Exercise brief: Each entry below should be written out exactly as it is, with no pictures.

Record list:
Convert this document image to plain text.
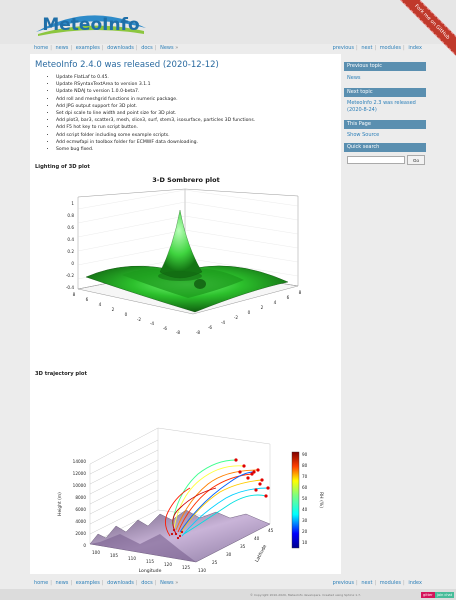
MeteoInfo	Fork me on GitHub
home | news | examples | downloads | docs | News »	previous | next | modules | index
MeteoInfo 2.4.0 was released (2020-12-12)
• Update FlatLaf to 0.45.
• Update RSyntaxTextArea to version 3.1.1
• Update NDAJ to version 1.0.0-beta7.
• Add roll and meshgrid functions in numeric package.
• Add JPG output support for 3D plot.
• Set dpi scale to line width and point size for 3D plot.
• Add plot3, bar3, scatter3, mesh, slice3, surf, stem3, isosurface, particles 3D functions.
• Add F5 hot key to run script button.
• Add script folder including some example scripts.
• Add ecmwfapi in toolbox folder for ECMWF data downloading.
• Some bug fixed.
Lighting of 3D plot
3-D Sombrero plot
1
0.8
0.6
0.4
0.2
0
-0.2
-0.4
8
6
4
2
0
-2
-4
-6
-8	-8
-6
-4
-2
0
2
4
6
8
3D trajectory plot
0
2000
4000
6000
8000
10000
12000
14000
Height (m)
100
105
110
115
120
125
130
Longitude
25
30
35
40
45
Latitude
90
80
70
60
50
40
30
20
10
RH (%)
Previous topic
News
Next topic
MeteoInfo 2.3 was released (2020-8-24)
This Page
Show Source
Quick search
Go
home | news | examples | downloads | docs | News »	previous | next | modules | index
© Copyright 2010-2020, MeteoInfo developers. Created using Sphinx 1.7.	gitter	join chat
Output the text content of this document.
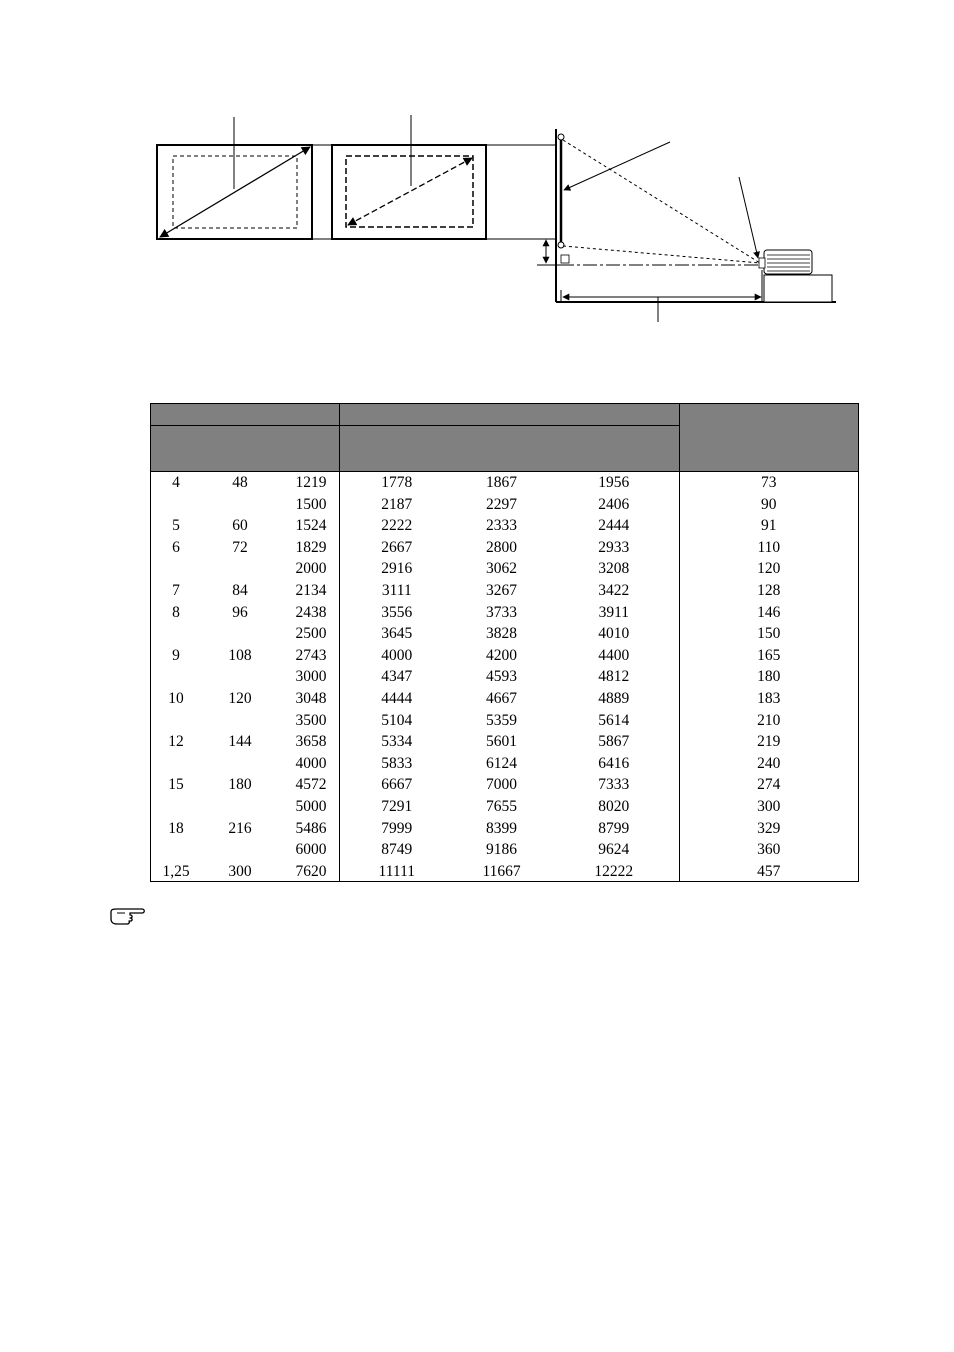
4	48	1219	1778	1867	1956	73
		1500	2187	2297	2406	90
5	60	1524	2222	2333	2444	91
6	72	1829	2667	2800	2933	110
		2000	2916	3062	3208	120
7	84	2134	3111	3267	3422	128
8	96	2438	3556	3733	3911	146
		2500	3645	3828	4010	150
9	108	2743	4000	4200	4400	165
		3000	4347	4593	4812	180
10	120	3048	4444	4667	4889	183
		3500	5104	5359	5614	210
12	144	3658	5334	5601	5867	219
		4000	5833	6124	6416	240
15	180	4572	6667	7000	7333	274
		5000	7291	7655	8020	300
18	216	5486	7999	8399	8799	329
		6000	8749	9186	9624	360
1,25	300	7620	11111	11667	12222	457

Exercise response:
Convert this document image to plain text.
MeteoInfo	Fork me on GitHub
home | news | examples | downloads | docs | News »	previous | next | modules | index
MeteoInfo 2.4.0 was released (2020-12-12)
• Update FlatLaf to 0.45.
• Update RSyntaxTextArea to version 3.1.1
• Update NDAJ to version 1.0.0-beta7.
• Add roll and meshgrid functions in numeric package.
• Add JPG output support for 3D plot.
• Set dpi scale to line width and point size for 3D plot.
• Add plot3, bar3, scatter3, mesh, slice3, surf, stem3, isosurface, particles 3D functions.
• Add F5 hot key to run script button.
• Add script folder including some example scripts.
• Add ecmwfapi in toolbox folder for ECMWF data downloading.
• Some bug fixed.
Lighting of 3D plot
3-D Sombrero plot
1
0.8
0.6
0.4
0.2
0
-0.2
-0.4
8
6
4
2
0
-2
-4
-6
-8	-8
-6
-4
-2
0
2
4
6
8
3D trajectory plot
0
2000
4000
6000
8000
10000
12000
14000
Height (m)
100
105
110
115
120
125
130
Longitude
25
30
35
40
45
Latitude
90
80
70
60
50
40
30
20
10
RH (%)
Previous topic
News
Next topic
MeteoInfo 2.3 was released (2020-8-24)
This Page
Show Source
Quick search
Go
home | news | examples | downloads | docs | News »	previous | next | modules | index
© Copyright 2010-2020, MeteoInfo developers. Created using Sphinx 1.7.	gitter	join chat
Output the text content of this document.
4	48	1219	1778	1867	1956	73
		1500	2187	2297	2406	90
5	60	1524	2222	2333	2444	91
6	72	1829	2667	2800	2933	110
		2000	2916	3062	3208	120
7	84	2134	3111	3267	3422	128
8	96	2438	3556	3733	3911	146
		2500	3645	3828	4010	150
9	108	2743	4000	4200	4400	165
		3000	4347	4593	4812	180
10	120	3048	4444	4667	4889	183
		3500	5104	5359	5614	210
12	144	3658	5334	5601	5867	219
		4000	5833	6124	6416	240
15	180	4572	6667	7000	7333	274
		5000	7291	7655	8020	300
18	216	5486	7999	8399	8799	329
		6000	8749	9186	9624	360
1,25	300	7620	11111	11667	12222	457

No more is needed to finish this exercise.